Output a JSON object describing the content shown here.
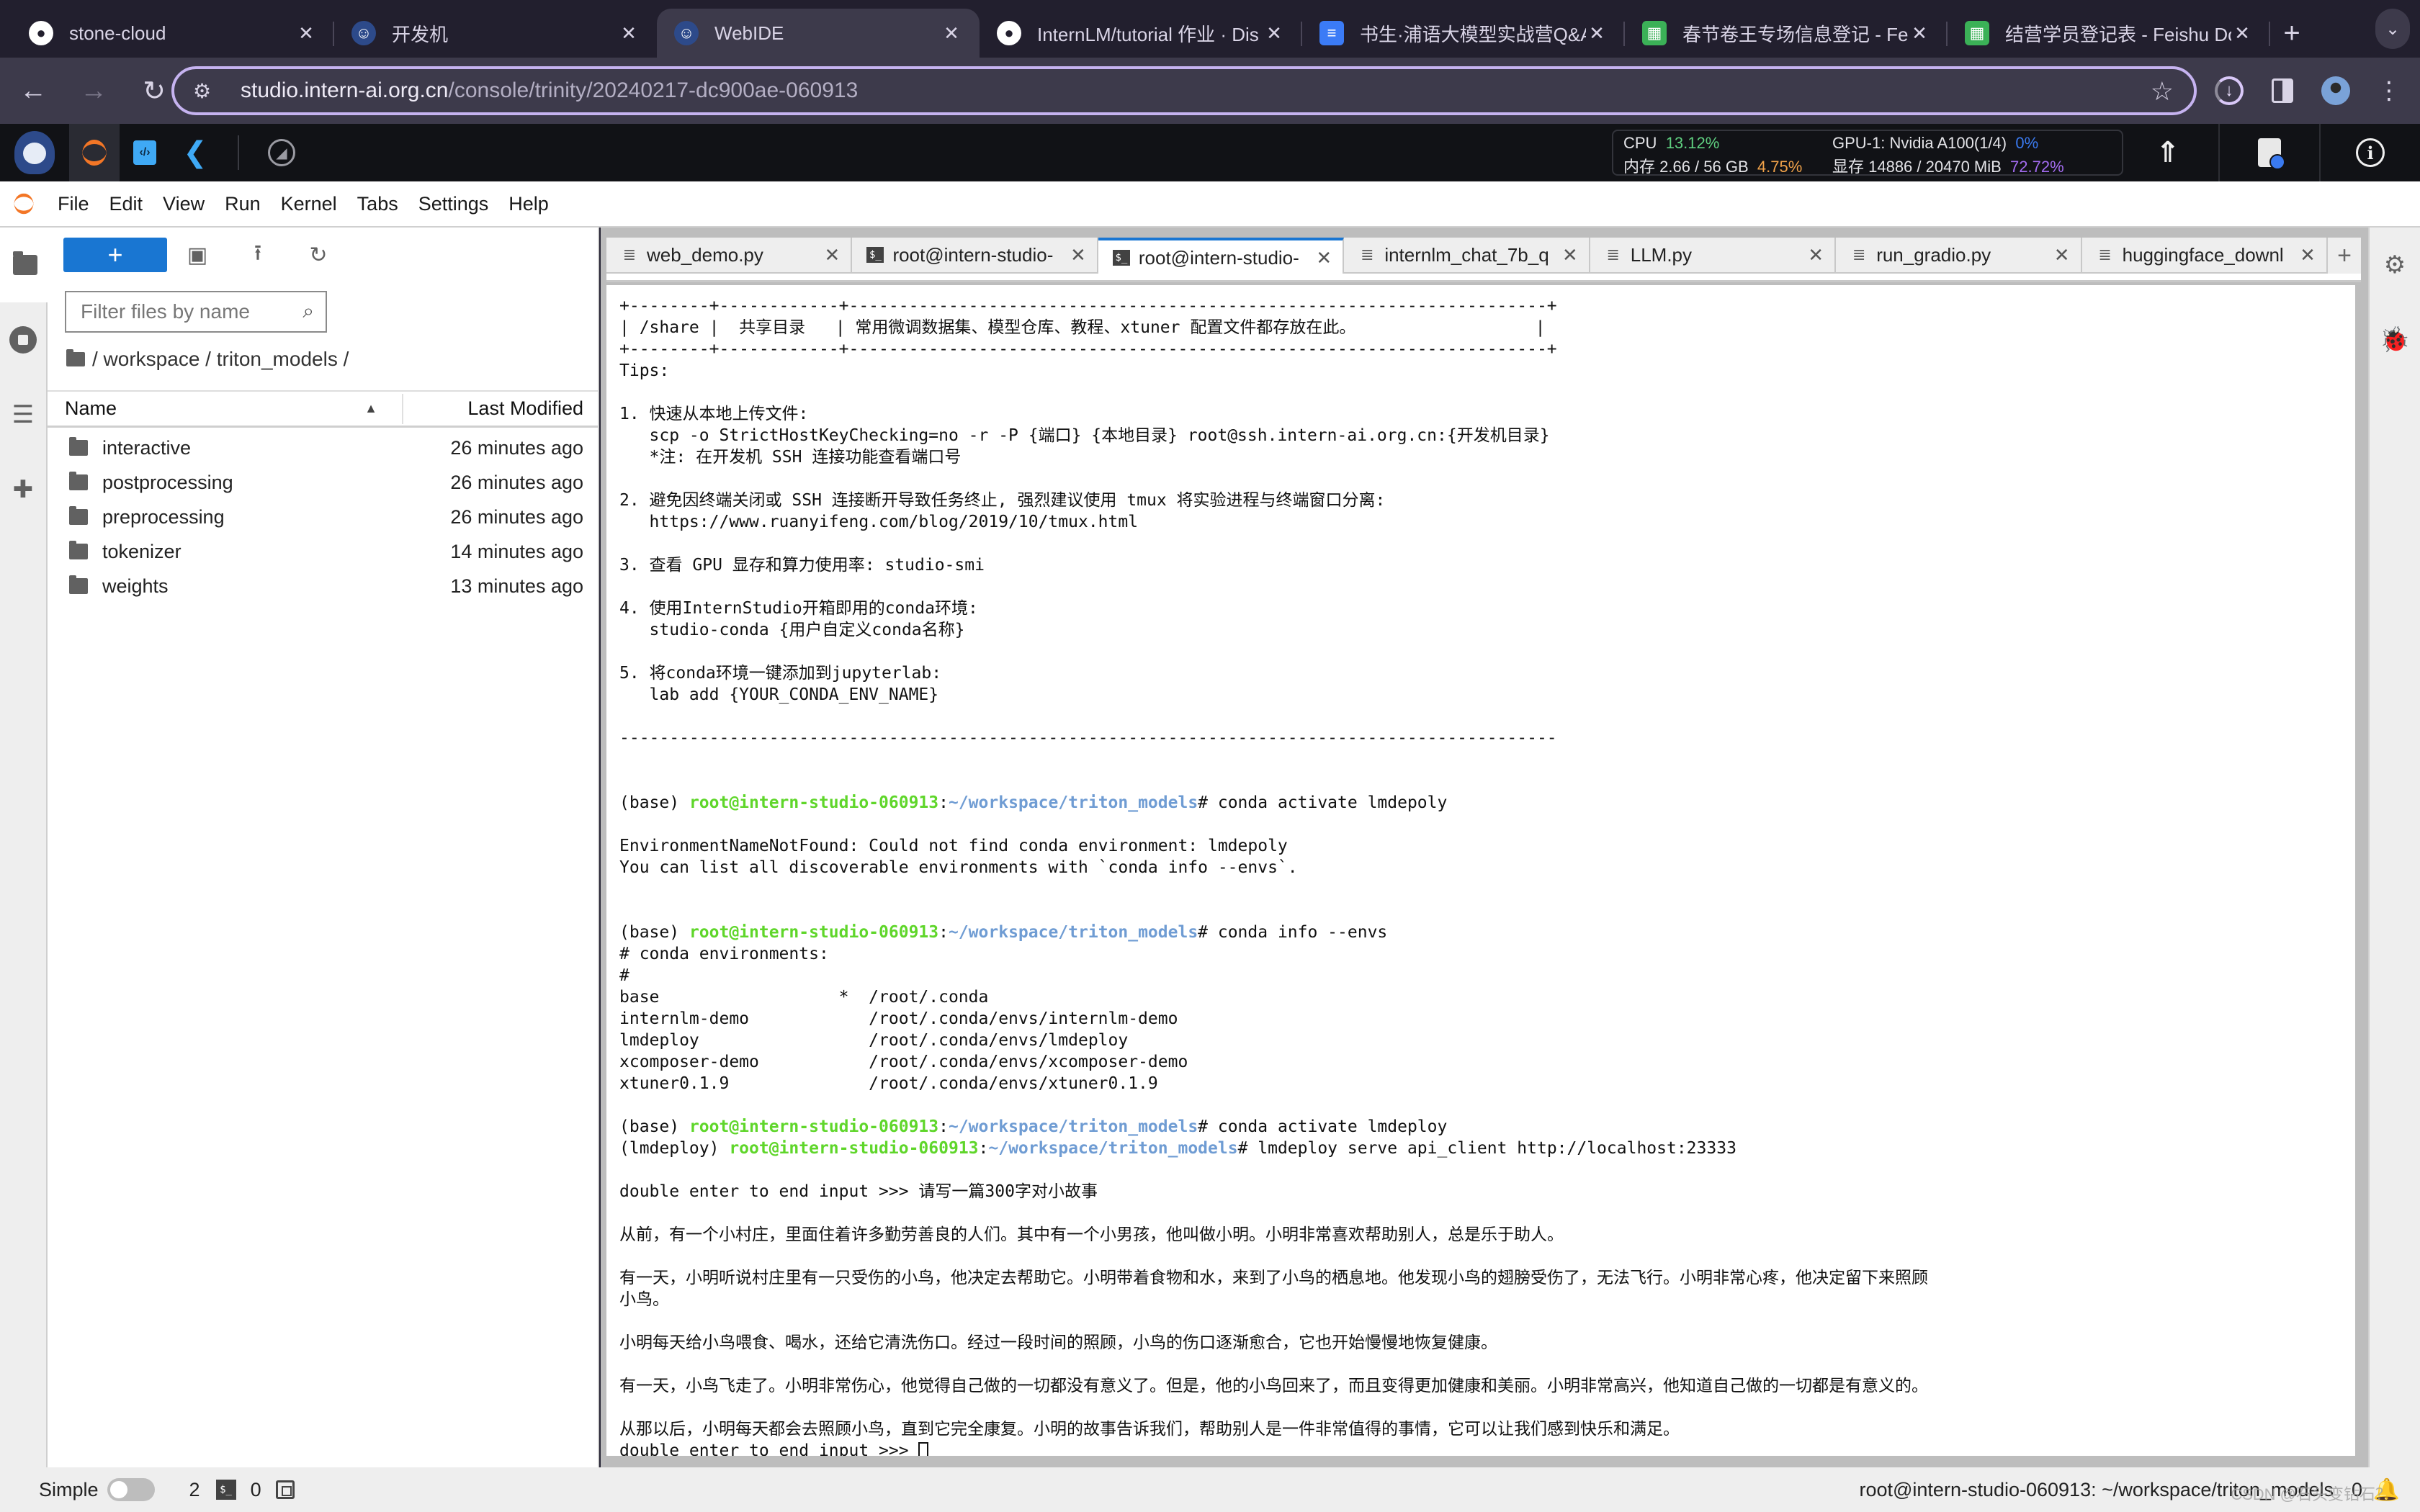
{
  "browser": {
    "tabs": [
      {
        "title": "stone-cloud",
        "favicon": "github-icon",
        "active": false
      },
      {
        "title": "开发机",
        "favicon": "internlm-icon",
        "active": false
      },
      {
        "title": "WebIDE",
        "favicon": "internlm-icon",
        "active": true
      },
      {
        "title": "InternLM/tutorial 作业 · Dis",
        "favicon": "github-icon",
        "active": false
      },
      {
        "title": "书生·浦语大模型实战营Q&A",
        "favicon": "doc-icon",
        "active": false
      },
      {
        "title": "春节卷王专场信息登记 - Fei",
        "favicon": "sheet-icon",
        "active": false
      },
      {
        "title": "结营学员登记表 - Feishu Do",
        "favicon": "sheet-icon",
        "active": false
      }
    ],
    "new_tab_label": "+",
    "url_host": "studio.intern-ai.org.cn",
    "url_path": "/console/trinity/20240217-dc900ae-060913"
  },
  "studio": {
    "metrics": {
      "cpu_label": "CPU",
      "cpu_value": "13.12%",
      "gpu_label": "GPU-1: Nvidia A100(1/4)",
      "gpu_value": "0%",
      "mem_label": "内存 2.66 / 56 GB",
      "mem_value": "4.75%",
      "vram_label": "显存 14886 / 20470 MiB",
      "vram_value": "72.72%"
    },
    "colors": {
      "cpu": "#5fcf80",
      "gpu": "#3a7af0",
      "mem": "#f0a24a",
      "vram": "#a36cf0"
    }
  },
  "menu": [
    "File",
    "Edit",
    "View",
    "Run",
    "Kernel",
    "Tabs",
    "Settings",
    "Help"
  ],
  "filebrowser": {
    "new_button": "+",
    "filter_placeholder": "Filter files by name",
    "breadcrumb": "/ workspace / triton_models /",
    "col_name": "Name",
    "col_modified": "Last Modified",
    "items": [
      {
        "name": "interactive",
        "modified": "26 minutes ago"
      },
      {
        "name": "postprocessing",
        "modified": "26 minutes ago"
      },
      {
        "name": "preprocessing",
        "modified": "26 minutes ago"
      },
      {
        "name": "tokenizer",
        "modified": "14 minutes ago"
      },
      {
        "name": "weights",
        "modified": "13 minutes ago"
      }
    ]
  },
  "doctabs": [
    {
      "title": "web_demo.py",
      "type": "file",
      "active": false
    },
    {
      "title": "root@intern-studio-",
      "type": "terminal",
      "active": false
    },
    {
      "title": "root@intern-studio-",
      "type": "terminal",
      "active": true
    },
    {
      "title": "internlm_chat_7b_q",
      "type": "file",
      "active": false
    },
    {
      "title": "LLM.py",
      "type": "file",
      "active": false
    },
    {
      "title": "run_gradio.py",
      "type": "file",
      "active": false
    },
    {
      "title": "huggingface_downl",
      "type": "file",
      "active": false
    }
  ],
  "terminal": {
    "lines": [
      {
        "t": "+--------+------------+----------------------------------------------------------------------+"
      },
      {
        "t": "| /share |  共享目录   | 常用微调数据集、模型仓库、教程、xtuner 配置文件都存放在此。                  |"
      },
      {
        "t": "+--------+------------+----------------------------------------------------------------------+"
      },
      {
        "t": "Tips:"
      },
      {
        "t": ""
      },
      {
        "t": "1. 快速从本地上传文件:"
      },
      {
        "t": "   scp -o StrictHostKeyChecking=no -r -P {端口} {本地目录} root@ssh.intern-ai.org.cn:{开发机目录}"
      },
      {
        "t": "   *注: 在开发机 SSH 连接功能查看端口号"
      },
      {
        "t": ""
      },
      {
        "t": "2. 避免因终端关闭或 SSH 连接断开导致任务终止, 强烈建议使用 tmux 将实验进程与终端窗口分离:"
      },
      {
        "t": "   https://www.ruanyifeng.com/blog/2019/10/tmux.html"
      },
      {
        "t": ""
      },
      {
        "t": "3. 查看 GPU 显存和算力使用率: studio-smi"
      },
      {
        "t": ""
      },
      {
        "t": "4. 使用InternStudio开箱即用的conda环境:"
      },
      {
        "t": "   studio-conda {用户自定义conda名称}"
      },
      {
        "t": ""
      },
      {
        "t": "5. 将conda环境一键添加到jupyterlab:"
      },
      {
        "t": "   lab add {YOUR_CONDA_ENV_NAME}"
      },
      {
        "t": ""
      },
      {
        "t": "----------------------------------------------------------------------------------------------"
      },
      {
        "t": ""
      },
      {
        "t": ""
      },
      {
        "env": "(base) ",
        "user": "root@intern-studio-060913",
        "path": "~/workspace/triton_models",
        "cmd": "# conda activate lmdepoly"
      },
      {
        "t": ""
      },
      {
        "t": "EnvironmentNameNotFound: Could not find conda environment: lmdepoly"
      },
      {
        "t": "You can list all discoverable environments with `conda info --envs`."
      },
      {
        "t": ""
      },
      {
        "t": ""
      },
      {
        "env": "(base) ",
        "user": "root@intern-studio-060913",
        "path": "~/workspace/triton_models",
        "cmd": "# conda info --envs"
      },
      {
        "t": "# conda environments:"
      },
      {
        "t": "#"
      },
      {
        "t": "base                  *  /root/.conda"
      },
      {
        "t": "internlm-demo            /root/.conda/envs/internlm-demo"
      },
      {
        "t": "lmdeploy                 /root/.conda/envs/lmdeploy"
      },
      {
        "t": "xcomposer-demo           /root/.conda/envs/xcomposer-demo"
      },
      {
        "t": "xtuner0.1.9              /root/.conda/envs/xtuner0.1.9"
      },
      {
        "t": ""
      },
      {
        "env": "(base) ",
        "user": "root@intern-studio-060913",
        "path": "~/workspace/triton_models",
        "cmd": "# conda activate lmdeploy"
      },
      {
        "env": "(lmdeploy) ",
        "user": "root@intern-studio-060913",
        "path": "~/workspace/triton_models",
        "cmd": "# lmdeploy serve api_client http://localhost:23333"
      },
      {
        "t": ""
      },
      {
        "t": "double enter to end input >>> 请写一篇300字对小故事"
      },
      {
        "t": ""
      },
      {
        "t": "从前，有一个小村庄，里面住着许多勤劳善良的人们。其中有一个小男孩，他叫做小明。小明非常喜欢帮助别人，总是乐于助人。"
      },
      {
        "t": ""
      },
      {
        "t": "有一天，小明听说村庄里有一只受伤的小鸟，他决定去帮助它。小明带着食物和水，来到了小鸟的栖息地。他发现小鸟的翅膀受伤了，无法飞行。小明非常心疼，他决定留下来照顾"
      },
      {
        "t": "小鸟。"
      },
      {
        "t": ""
      },
      {
        "t": "小明每天给小鸟喂食、喝水，还给它清洗伤口。经过一段时间的照顾，小鸟的伤口逐渐愈合，它也开始慢慢地恢复健康。"
      },
      {
        "t": ""
      },
      {
        "t": "有一天，小鸟飞走了。小明非常伤心，他觉得自己做的一切都没有意义了。但是，他的小鸟回来了，而且变得更加健康和美丽。小明非常高兴，他知道自己做的一切都是有意义的。"
      },
      {
        "t": ""
      },
      {
        "t": "从那以后，小明每天都会去照顾小鸟，直到它完全康复。小明的故事告诉我们，帮助别人是一件非常值得的事情，它可以让我们感到快乐和满足。"
      },
      {
        "t": "double enter to end input >>> ",
        "cursor": true
      }
    ]
  },
  "statusbar": {
    "mode_label": "Simple",
    "kernels_count": "2",
    "terminals_count": "0",
    "path": "root@intern-studio-060913: ~/workspace/triton_models",
    "notifications": "0",
    "watermark": "CSDN @石头变钻石？"
  }
}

+ + + + + + +

**Your task**
Show each line holding the word "envs".

**Complete answer**
        "t": "You can list all discoverable environments with `conda info --envs`."
        "cmd": "# conda info --envs"
        "t": "internlm-demo            /root/.conda/envs/internlm-demo"
        "t": "lmdeploy                 /root/.conda/envs/lmdeploy"
        "t": "xcomposer-demo           /root/.conda/envs/xcomposer-demo"
        "t": "xtuner0.1.9              /root/.conda/envs/xtuner0.1.9"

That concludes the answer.